Scan the data. Collect each line that contains the word "adalah".

************

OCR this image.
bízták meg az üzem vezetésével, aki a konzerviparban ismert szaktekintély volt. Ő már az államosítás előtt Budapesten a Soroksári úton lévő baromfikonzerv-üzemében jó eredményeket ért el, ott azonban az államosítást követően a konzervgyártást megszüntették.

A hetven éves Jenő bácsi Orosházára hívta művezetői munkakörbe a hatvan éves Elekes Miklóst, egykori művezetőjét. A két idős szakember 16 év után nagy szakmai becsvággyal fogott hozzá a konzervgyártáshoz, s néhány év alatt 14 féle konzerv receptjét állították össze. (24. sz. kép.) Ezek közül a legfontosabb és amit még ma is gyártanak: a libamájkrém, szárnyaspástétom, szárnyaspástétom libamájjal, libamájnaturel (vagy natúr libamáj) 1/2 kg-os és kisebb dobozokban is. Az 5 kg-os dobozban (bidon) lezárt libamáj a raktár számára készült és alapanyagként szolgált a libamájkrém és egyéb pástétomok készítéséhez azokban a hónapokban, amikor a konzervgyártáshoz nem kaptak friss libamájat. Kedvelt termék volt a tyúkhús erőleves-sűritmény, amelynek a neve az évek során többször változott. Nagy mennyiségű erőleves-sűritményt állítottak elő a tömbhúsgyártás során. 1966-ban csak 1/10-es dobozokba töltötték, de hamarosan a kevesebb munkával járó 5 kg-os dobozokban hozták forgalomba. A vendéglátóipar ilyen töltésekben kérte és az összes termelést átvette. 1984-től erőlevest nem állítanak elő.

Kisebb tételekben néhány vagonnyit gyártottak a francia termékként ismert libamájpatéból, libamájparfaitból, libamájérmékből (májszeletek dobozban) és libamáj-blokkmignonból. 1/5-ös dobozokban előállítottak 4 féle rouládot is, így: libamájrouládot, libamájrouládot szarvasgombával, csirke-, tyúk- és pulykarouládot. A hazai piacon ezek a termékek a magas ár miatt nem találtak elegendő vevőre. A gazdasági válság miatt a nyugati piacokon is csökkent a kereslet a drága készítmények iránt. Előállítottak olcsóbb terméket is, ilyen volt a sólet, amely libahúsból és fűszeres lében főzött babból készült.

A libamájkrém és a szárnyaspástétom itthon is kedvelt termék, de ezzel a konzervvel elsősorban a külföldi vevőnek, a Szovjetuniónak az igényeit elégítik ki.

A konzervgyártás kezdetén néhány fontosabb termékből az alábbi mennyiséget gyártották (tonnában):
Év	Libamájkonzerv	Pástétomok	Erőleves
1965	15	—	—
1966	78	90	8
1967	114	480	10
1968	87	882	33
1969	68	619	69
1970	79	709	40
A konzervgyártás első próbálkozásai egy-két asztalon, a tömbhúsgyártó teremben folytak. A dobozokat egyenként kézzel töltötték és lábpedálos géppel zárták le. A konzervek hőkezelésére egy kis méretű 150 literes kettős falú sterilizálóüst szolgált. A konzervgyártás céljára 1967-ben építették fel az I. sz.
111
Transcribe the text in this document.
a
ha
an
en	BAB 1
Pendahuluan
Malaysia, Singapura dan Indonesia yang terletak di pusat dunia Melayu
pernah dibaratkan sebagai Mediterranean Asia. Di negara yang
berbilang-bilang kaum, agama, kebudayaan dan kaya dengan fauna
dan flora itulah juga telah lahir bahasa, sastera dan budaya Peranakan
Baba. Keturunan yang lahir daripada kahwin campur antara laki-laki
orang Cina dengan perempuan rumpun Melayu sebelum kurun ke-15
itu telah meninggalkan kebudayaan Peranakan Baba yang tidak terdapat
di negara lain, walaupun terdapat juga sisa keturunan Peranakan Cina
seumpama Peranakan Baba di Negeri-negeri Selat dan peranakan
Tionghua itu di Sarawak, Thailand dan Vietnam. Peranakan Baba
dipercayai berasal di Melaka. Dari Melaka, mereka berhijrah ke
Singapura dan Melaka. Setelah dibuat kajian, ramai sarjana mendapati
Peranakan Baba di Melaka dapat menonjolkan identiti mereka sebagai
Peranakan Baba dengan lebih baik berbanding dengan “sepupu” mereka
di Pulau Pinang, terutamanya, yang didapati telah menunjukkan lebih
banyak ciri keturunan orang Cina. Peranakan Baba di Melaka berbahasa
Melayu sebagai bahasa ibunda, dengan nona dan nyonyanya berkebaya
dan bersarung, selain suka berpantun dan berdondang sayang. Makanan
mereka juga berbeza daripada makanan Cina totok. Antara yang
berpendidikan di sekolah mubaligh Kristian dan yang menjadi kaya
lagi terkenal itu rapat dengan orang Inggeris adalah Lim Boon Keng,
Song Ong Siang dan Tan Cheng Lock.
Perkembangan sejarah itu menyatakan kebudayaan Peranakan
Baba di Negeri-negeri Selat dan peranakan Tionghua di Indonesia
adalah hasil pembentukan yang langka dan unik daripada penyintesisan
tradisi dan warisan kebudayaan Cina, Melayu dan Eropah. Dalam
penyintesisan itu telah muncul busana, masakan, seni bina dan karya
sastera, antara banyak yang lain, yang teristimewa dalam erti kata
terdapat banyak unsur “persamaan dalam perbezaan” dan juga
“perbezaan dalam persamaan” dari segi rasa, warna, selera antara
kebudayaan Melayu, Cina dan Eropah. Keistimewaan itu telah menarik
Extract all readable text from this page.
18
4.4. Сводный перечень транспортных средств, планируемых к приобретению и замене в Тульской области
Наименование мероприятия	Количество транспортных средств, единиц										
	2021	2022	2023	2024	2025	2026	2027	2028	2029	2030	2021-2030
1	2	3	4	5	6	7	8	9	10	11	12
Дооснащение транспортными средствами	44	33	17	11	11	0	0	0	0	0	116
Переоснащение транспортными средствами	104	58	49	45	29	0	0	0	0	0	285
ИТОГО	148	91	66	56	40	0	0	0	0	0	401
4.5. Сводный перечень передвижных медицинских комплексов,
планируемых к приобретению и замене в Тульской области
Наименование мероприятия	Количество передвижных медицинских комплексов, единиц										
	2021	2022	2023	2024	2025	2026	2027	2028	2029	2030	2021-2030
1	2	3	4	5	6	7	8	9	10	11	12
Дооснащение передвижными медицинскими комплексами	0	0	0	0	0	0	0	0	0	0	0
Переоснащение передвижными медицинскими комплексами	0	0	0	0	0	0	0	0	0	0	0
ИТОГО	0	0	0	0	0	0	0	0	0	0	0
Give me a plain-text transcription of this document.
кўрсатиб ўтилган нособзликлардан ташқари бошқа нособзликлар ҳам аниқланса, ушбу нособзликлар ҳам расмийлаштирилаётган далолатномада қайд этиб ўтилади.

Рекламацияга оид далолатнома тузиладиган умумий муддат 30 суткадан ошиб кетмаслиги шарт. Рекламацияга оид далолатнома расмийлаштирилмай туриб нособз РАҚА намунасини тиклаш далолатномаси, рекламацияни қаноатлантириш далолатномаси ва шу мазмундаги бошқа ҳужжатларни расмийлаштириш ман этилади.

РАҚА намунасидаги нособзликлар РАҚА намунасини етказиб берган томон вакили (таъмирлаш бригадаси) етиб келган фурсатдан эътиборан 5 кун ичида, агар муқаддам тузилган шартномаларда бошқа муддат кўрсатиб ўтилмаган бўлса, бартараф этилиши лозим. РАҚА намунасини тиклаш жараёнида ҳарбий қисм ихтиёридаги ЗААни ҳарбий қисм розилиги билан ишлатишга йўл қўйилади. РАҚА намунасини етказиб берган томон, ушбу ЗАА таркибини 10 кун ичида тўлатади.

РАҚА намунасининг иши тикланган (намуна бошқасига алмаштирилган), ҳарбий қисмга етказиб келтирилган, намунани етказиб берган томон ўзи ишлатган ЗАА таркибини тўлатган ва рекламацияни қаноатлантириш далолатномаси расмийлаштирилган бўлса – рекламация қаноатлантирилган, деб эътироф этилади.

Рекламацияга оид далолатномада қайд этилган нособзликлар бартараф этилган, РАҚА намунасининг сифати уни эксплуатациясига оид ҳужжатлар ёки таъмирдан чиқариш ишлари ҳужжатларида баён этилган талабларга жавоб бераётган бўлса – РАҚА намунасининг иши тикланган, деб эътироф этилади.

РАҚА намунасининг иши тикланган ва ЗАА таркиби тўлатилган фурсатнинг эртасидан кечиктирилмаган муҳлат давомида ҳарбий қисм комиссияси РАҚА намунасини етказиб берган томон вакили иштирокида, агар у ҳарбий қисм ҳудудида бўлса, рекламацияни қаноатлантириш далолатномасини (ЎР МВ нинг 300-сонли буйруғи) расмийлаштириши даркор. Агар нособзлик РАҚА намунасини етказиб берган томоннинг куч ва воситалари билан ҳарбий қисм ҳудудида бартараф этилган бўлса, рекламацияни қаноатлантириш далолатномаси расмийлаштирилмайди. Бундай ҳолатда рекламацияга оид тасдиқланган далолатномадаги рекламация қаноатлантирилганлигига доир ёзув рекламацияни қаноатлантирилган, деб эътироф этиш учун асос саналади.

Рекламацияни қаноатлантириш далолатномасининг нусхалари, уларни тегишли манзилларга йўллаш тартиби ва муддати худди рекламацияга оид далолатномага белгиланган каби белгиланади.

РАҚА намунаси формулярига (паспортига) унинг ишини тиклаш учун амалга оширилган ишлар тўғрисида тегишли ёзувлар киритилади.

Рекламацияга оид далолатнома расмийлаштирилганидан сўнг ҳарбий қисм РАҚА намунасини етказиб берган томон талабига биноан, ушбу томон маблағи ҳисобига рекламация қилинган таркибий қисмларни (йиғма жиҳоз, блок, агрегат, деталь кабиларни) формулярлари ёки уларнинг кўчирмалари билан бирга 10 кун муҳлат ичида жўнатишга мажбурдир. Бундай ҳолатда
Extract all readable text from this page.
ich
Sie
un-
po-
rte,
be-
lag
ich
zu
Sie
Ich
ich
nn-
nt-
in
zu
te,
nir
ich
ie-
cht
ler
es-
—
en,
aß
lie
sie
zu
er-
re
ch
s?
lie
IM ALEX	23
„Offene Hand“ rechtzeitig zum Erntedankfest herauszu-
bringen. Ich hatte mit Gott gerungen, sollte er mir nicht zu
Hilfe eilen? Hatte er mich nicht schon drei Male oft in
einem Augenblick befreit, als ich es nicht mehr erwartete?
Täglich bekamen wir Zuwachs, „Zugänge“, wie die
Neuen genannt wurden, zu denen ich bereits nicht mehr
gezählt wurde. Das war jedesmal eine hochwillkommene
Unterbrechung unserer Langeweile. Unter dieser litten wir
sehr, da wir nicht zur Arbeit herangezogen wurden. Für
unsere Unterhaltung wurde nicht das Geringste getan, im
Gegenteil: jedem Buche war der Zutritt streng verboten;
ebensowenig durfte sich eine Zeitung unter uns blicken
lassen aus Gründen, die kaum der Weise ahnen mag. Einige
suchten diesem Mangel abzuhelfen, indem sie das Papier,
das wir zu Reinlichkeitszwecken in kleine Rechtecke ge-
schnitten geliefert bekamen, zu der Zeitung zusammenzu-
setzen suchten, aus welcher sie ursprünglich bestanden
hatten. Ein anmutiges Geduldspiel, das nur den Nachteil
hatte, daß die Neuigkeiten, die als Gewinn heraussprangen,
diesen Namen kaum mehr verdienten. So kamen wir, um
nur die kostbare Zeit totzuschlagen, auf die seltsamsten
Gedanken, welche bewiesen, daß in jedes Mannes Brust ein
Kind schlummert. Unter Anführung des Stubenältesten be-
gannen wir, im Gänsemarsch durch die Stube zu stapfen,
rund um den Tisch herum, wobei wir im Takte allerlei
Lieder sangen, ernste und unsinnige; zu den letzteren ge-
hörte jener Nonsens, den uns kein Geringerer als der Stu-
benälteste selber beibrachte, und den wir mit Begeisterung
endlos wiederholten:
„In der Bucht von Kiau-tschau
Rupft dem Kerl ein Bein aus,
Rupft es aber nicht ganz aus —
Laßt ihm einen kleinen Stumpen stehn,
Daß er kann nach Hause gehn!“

************

Solution to the exercise:
lagi terkenal itu rapat dengan orang Inggeris adalah Lim Boon Keng,
adalah hasil pembentukan yang langka dan unik daripada penyintesisan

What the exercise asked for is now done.